TO BE DONE. Will you print the material below without altering a single character?

PROVIDED INFORMATION.
— start —
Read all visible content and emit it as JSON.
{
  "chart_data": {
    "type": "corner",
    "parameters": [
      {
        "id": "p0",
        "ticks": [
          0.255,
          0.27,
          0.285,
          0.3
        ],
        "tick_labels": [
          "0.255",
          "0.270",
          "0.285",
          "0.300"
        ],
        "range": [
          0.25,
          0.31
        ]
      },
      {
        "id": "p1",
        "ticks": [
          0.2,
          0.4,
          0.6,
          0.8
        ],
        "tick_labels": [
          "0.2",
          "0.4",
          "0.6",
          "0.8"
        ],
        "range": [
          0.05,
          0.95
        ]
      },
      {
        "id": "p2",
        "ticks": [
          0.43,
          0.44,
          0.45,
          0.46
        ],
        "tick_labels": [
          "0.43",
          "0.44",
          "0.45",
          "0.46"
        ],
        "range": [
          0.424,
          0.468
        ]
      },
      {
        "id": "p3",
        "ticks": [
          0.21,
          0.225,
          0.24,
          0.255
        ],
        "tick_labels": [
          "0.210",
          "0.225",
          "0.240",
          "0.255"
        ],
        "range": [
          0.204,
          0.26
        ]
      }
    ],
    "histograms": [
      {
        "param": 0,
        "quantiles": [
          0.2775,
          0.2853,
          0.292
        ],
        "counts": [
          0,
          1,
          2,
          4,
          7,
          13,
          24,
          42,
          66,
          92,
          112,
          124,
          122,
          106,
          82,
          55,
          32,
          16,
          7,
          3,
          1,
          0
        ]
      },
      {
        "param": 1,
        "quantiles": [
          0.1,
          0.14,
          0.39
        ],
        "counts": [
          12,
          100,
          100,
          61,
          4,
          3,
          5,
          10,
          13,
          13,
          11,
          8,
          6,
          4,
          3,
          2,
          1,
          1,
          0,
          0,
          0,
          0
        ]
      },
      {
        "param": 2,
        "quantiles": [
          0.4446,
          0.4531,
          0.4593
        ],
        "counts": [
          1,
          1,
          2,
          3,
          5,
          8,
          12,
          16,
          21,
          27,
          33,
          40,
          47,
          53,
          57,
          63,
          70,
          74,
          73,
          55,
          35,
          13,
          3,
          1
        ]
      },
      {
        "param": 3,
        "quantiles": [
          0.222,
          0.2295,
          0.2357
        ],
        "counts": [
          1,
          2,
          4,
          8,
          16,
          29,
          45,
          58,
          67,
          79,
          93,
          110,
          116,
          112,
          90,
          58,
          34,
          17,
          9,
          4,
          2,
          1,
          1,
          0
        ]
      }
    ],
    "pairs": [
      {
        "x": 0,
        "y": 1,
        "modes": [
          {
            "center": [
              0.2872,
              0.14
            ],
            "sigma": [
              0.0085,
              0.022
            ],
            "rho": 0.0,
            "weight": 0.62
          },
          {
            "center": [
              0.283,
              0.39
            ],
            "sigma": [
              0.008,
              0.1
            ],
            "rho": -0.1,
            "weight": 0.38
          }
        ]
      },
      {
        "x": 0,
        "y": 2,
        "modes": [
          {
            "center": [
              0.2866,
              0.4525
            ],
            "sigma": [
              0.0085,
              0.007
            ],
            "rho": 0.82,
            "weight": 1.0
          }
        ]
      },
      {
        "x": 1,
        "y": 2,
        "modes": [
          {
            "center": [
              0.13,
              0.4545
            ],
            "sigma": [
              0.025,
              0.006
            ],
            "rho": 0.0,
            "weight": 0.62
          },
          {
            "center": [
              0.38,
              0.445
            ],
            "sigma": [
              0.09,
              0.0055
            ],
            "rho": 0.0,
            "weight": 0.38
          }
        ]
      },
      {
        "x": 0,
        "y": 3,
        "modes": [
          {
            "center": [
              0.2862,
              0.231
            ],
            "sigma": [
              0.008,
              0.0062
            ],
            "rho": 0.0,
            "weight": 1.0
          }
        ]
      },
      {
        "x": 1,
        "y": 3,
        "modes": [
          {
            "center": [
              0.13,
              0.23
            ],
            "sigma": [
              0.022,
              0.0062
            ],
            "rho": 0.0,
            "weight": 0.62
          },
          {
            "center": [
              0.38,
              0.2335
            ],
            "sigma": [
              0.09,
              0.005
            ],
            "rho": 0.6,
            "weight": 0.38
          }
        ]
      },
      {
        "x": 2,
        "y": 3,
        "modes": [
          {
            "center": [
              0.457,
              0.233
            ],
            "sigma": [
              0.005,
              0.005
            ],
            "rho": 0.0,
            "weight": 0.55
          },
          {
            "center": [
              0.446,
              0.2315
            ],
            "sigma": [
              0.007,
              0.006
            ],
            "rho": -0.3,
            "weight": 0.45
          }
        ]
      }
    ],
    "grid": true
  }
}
— end —
RESPONSE.
Read all visible content and emit it as JSON.
{
  "chart_data": {
    "type": "corner",
    "parameters": [
      {
        "id": "p0",
        "ticks": [
          0.255,
          0.27,
          0.285,
          0.3
        ],
        "tick_labels": [
          "0.255",
          "0.270",
          "0.285",
          "0.300"
        ],
        "range": [
          0.25,
          0.31
        ]
      },
      {
        "id": "p1",
        "ticks": [
          0.2,
          0.4,
          0.6,
          0.8
        ],
        "tick_labels": [
          "0.2",
          "0.4",
          "0.6",
          "0.8"
        ],
        "range": [
          0.05,
          0.95
        ]
      },
      {
        "id": "p2",
        "ticks": [
          0.43,
          0.44,
          0.45,
          0.46
        ],
        "tick_labels": [
          "0.43",
          "0.44",
          "0.45",
          "0.46"
        ],
        "range": [
          0.424,
          0.468
        ]
      },
      {
        "id": "p3",
        "ticks": [
          0.21,
          0.225,
          0.24,
          0.255
        ],
        "tick_labels": [
          "0.210",
          "0.225",
          "0.240",
          "0.255"
        ],
        "range": [
          0.204,
          0.26
        ]
      }
    ],
    "histograms": [
      {
        "param": 0,
        "quantiles": [
          0.2775,
          0.2853,
          0.292
        ],
        "counts": [
          0,
          1,
          2,
          4,
          7,
          13,
          24,
          42,
          66,
          92,
          112,
          124,
          122,
          106,
          82,
          55,
          32,
          16,
          7,
          3,
          1,
          0
        ]
      },
      {
        "param": 1,
        "quantiles": [
          0.1,
          0.14,
          0.39
        ],
        "counts": [
          12,
          100,
          100,
          61,
          4,
          3,
          5,
          10,
          13,
          13,
          11,
          8,
          6,
          4,
          3,
          2,
          1,
          1,
          0,
          0,
          0,
          0
        ]
      },
      {
        "param": 2,
        "quantiles": [
          0.4446,
          0.4531,
          0.4593
        ],
        "counts": [
          1,
          1,
          2,
          3,
          5,
          8,
          12,
          16,
          21,
          27,
          33,
          40,
          47,
          53,
          57,
          63,
          70,
          74,
          73,
          55,
          35,
          13,
          3,
          1
        ]
      },
      {
        "param": 3,
        "quantiles": [
          0.222,
          0.2295,
          0.2357
        ],
        "counts": [
          1,
          2,
          4,
          8,
          16,
          29,
          45,
          58,
          67,
          79,
          93,
          110,
          116,
          112,
          90,
          58,
          34,
          17,
          9,
          4,
          2,
          1,
          1,
          0
        ]
      }
    ],
    "pairs": [
      {
        "x": 0,
        "y": 1,
        "modes": [
          {
            "center": [
              0.2872,
              0.14
            ],
            "sigma": [
              0.0085,
              0.022
            ],
            "rho": 0.0,
            "weight": 0.62
          },
          {
            "center": [
              0.283,
              0.39
            ],
            "sigma": [
              0.008,
              0.1
            ],
            "rho": -0.1,
            "weight": 0.38
          }
        ]
      },
      {
        "x": 0,
        "y": 2,
        "modes": [
          {
            "center": [
              0.2866,
              0.4525
            ],
            "sigma": [
              0.0085,
              0.007
            ],
            "rho": 0.82,
            "weight": 1.0
          }
        ]
      },
      {
        "x": 1,
        "y": 2,
        "modes": [
          {
            "center": [
              0.13,
              0.4545
            ],
            "sigma": [
              0.025,
              0.006
            ],
            "rho": 0.0,
            "weight": 0.62
          },
          {
            "center": [
              0.38,
              0.445
            ],
            "sigma": [
              0.09,
              0.0055
            ],
            "rho": 0.0,
            "weight": 0.38
          }
        ]
      },
      {
        "x": 0,
        "y": 3,
        "modes": [
          {
            "center": [
              0.2862,
              0.231
            ],
            "sigma": [
              0.008,
              0.0062
            ],
            "rho": 0.0,
            "weight": 1.0
          }
        ]
      },
      {
        "x": 1,
        "y": 3,
        "modes": [
          {
            "center": [
              0.13,
              0.23
            ],
            "sigma": [
              0.022,
              0.0062
            ],
            "rho": 0.0,
            "weight": 0.62
          },
          {
            "center": [
              0.38,
              0.2335
            ],
            "sigma": [
              0.09,
              0.005
            ],
            "rho": 0.6,
            "weight": 0.38
          }
        ]
      },
      {
        "x": 2,
        "y": 3,
        "modes": [
          {
            "center": [
              0.457,
              0.233
            ],
            "sigma": [
              0.005,
              0.005
            ],
            "rho": 0.0,
            "weight": 0.55
          },
          {
            "center": [
              0.446,
              0.2315
            ],
            "sigma": [
              0.007,
              0.006
            ],
            "rho": -0.3,
            "weight": 0.45
          }
        ]
      }
    ],
    "grid": true
  }
}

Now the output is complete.